- Stated problem:
Print the complete set of entries exactly.

(Extracted data entries)
Begin
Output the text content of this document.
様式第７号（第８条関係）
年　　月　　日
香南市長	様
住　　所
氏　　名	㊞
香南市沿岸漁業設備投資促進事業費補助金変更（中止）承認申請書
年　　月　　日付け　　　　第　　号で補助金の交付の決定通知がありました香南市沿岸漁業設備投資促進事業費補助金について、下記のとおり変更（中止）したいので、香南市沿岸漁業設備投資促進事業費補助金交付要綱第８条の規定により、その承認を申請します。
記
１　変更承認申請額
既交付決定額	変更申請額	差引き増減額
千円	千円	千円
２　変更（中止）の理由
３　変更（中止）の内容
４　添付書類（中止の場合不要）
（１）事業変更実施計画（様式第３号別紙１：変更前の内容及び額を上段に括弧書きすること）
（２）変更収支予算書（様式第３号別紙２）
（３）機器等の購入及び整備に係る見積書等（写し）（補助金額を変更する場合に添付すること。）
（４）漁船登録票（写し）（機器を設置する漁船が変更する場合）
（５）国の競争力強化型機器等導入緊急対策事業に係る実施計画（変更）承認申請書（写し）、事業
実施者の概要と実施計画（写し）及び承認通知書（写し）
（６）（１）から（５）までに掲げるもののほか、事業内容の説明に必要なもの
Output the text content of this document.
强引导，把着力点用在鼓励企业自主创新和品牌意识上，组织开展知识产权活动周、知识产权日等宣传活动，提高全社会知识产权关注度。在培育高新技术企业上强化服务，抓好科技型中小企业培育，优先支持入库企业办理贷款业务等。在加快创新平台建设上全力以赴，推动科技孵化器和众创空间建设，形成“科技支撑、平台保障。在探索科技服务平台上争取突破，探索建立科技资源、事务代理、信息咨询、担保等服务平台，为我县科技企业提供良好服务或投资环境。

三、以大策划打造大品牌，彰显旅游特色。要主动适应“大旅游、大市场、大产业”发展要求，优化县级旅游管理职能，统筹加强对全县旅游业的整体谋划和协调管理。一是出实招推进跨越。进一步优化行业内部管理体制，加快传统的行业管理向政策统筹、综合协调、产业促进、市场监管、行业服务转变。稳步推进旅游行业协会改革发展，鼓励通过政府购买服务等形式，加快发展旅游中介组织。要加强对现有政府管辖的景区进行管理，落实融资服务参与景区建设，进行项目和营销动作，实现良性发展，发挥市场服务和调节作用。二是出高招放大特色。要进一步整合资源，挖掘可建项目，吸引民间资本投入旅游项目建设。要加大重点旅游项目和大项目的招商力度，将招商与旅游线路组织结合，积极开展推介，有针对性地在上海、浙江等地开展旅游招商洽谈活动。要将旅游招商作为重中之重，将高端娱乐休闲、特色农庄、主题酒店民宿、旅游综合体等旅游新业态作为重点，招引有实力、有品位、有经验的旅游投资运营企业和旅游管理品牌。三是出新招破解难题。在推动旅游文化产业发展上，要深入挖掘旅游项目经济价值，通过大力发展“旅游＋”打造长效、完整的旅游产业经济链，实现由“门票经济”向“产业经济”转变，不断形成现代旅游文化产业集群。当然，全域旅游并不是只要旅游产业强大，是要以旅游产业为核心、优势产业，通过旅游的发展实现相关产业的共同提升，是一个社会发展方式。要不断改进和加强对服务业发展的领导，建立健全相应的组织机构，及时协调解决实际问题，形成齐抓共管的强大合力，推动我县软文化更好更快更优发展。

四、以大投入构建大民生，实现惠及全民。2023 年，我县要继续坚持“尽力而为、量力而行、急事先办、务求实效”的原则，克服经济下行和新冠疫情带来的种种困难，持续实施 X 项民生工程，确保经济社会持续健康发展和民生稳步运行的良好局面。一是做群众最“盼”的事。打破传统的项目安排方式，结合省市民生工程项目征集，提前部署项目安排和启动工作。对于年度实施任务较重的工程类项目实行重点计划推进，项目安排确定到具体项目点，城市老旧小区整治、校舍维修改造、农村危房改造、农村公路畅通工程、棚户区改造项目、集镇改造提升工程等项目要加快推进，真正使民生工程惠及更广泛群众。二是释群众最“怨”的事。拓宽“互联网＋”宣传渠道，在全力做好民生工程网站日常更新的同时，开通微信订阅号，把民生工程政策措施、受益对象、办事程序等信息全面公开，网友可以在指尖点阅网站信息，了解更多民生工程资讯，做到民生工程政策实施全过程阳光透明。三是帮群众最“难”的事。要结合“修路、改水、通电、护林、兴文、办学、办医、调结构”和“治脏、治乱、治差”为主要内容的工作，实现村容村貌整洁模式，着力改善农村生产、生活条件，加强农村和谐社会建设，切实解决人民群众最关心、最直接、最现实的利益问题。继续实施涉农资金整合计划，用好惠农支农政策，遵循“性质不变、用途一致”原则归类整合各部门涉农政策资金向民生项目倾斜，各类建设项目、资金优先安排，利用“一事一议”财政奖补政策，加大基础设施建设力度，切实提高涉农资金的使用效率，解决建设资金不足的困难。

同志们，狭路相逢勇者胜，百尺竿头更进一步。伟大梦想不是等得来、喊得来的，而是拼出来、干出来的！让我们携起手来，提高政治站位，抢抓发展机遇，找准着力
End
- Answer:
Output the text content of this document.
様式第７号（第８条関係）
年　　月　　日
香南市長	様
住　　所
氏　　名	㊞
香南市沿岸漁業設備投資促進事業費補助金変更（中止）承認申請書
年　　月　　日付け　　　　第　　号で補助金の交付の決定通知がありました香南市沿岸漁業設備投資促進事業費補助金について、下記のとおり変更（中止）したいので、香南市沿岸漁業設備投資促進事業費補助金交付要綱第８条の規定により、その承認を申請します。
記
１　変更承認申請額
既交付決定額	変更申請額	差引き増減額
千円	千円	千円
２　変更（中止）の理由
３　変更（中止）の内容
４　添付書類（中止の場合不要）
（１）事業変更実施計画（様式第３号別紙１：変更前の内容及び額を上段に括弧書きすること）
（２）変更収支予算書（様式第３号別紙２）
（３）機器等の購入及び整備に係る見積書等（写し）（補助金額を変更する場合に添付すること。）
（４）漁船登録票（写し）（機器を設置する漁船が変更する場合）
（５）国の競争力強化型機器等導入緊急対策事業に係る実施計画（変更）承認申請書（写し）、事業
実施者の概要と実施計画（写し）及び承認通知書（写し）
（６）（１）から（５）までに掲げるもののほか、事業内容の説明に必要なもの
Output the text content of this document.
强引导，把着力点用在鼓励企业自主创新和品牌意识上，组织开展知识产权活动周、知识产权日等宣传活动，提高全社会知识产权关注度。在培育高新技术企业上强化服务，抓好科技型中小企业培育，优先支持入库企业办理贷款业务等。在加快创新平台建设上全力以赴，推动科技孵化器和众创空间建设，形成“科技支撑、平台保障。在探索科技服务平台上争取突破，探索建立科技资源、事务代理、信息咨询、担保等服务平台，为我县科技企业提供良好服务或投资环境。

三、以大策划打造大品牌，彰显旅游特色。要主动适应“大旅游、大市场、大产业”发展要求，优化县级旅游管理职能，统筹加强对全县旅游业的整体谋划和协调管理。一是出实招推进跨越。进一步优化行业内部管理体制，加快传统的行业管理向政策统筹、综合协调、产业促进、市场监管、行业服务转变。稳步推进旅游行业协会改革发展，鼓励通过政府购买服务等形式，加快发展旅游中介组织。要加强对现有政府管辖的景区进行管理，落实融资服务参与景区建设，进行项目和营销动作，实现良性发展，发挥市场服务和调节作用。二是出高招放大特色。要进一步整合资源，挖掘可建项目，吸引民间资本投入旅游项目建设。要加大重点旅游项目和大项目的招商力度，将招商与旅游线路组织结合，积极开展推介，有针对性地在上海、浙江等地开展旅游招商洽谈活动。要将旅游招商作为重中之重，将高端娱乐休闲、特色农庄、主题酒店民宿、旅游综合体等旅游新业态作为重点，招引有实力、有品位、有经验的旅游投资运营企业和旅游管理品牌。三是出新招破解难题。在推动旅游文化产业发展上，要深入挖掘旅游项目经济价值，通过大力发展“旅游＋”打造长效、完整的旅游产业经济链，实现由“门票经济”向“产业经济”转变，不断形成现代旅游文化产业集群。当然，全域旅游并不是只要旅游产业强大，是要以旅游产业为核心、优势产业，通过旅游的发展实现相关产业的共同提升，是一个社会发展方式。要不断改进和加强对服务业发展的领导，建立健全相应的组织机构，及时协调解决实际问题，形成齐抓共管的强大合力，推动我县软文化更好更快更优发展。

四、以大投入构建大民生，实现惠及全民。2023 年，我县要继续坚持“尽力而为、量力而行、急事先办、务求实效”的原则，克服经济下行和新冠疫情带来的种种困难，持续实施 X 项民生工程，确保经济社会持续健康发展和民生稳步运行的良好局面。一是做群众最“盼”的事。打破传统的项目安排方式，结合省市民生工程项目征集，提前部署项目安排和启动工作。对于年度实施任务较重的工程类项目实行重点计划推进，项目安排确定到具体项目点，城市老旧小区整治、校舍维修改造、农村危房改造、农村公路畅通工程、棚户区改造项目、集镇改造提升工程等项目要加快推进，真正使民生工程惠及更广泛群众。二是释群众最“怨”的事。拓宽“互联网＋”宣传渠道，在全力做好民生工程网站日常更新的同时，开通微信订阅号，把民生工程政策措施、受益对象、办事程序等信息全面公开，网友可以在指尖点阅网站信息，了解更多民生工程资讯，做到民生工程政策实施全过程阳光透明。三是帮群众最“难”的事。要结合“修路、改水、通电、护林、兴文、办学、办医、调结构”和“治脏、治乱、治差”为主要内容的工作，实现村容村貌整洁模式，着力改善农村生产、生活条件，加强农村和谐社会建设，切实解决人民群众最关心、最直接、最现实的利益问题。继续实施涉农资金整合计划，用好惠农支农政策，遵循“性质不变、用途一致”原则归类整合各部门涉农政策资金向民生项目倾斜，各类建设项目、资金优先安排，利用“一事一议”财政奖补政策，加大基础设施建设力度，切实提高涉农资金的使用效率，解决建设资金不足的困难。

同志们，狭路相逢勇者胜，百尺竿头更进一步。伟大梦想不是等得来、喊得来的，而是拼出来、干出来的！让我们携起手来，提高政治站位，抢抓发展机遇，找准着力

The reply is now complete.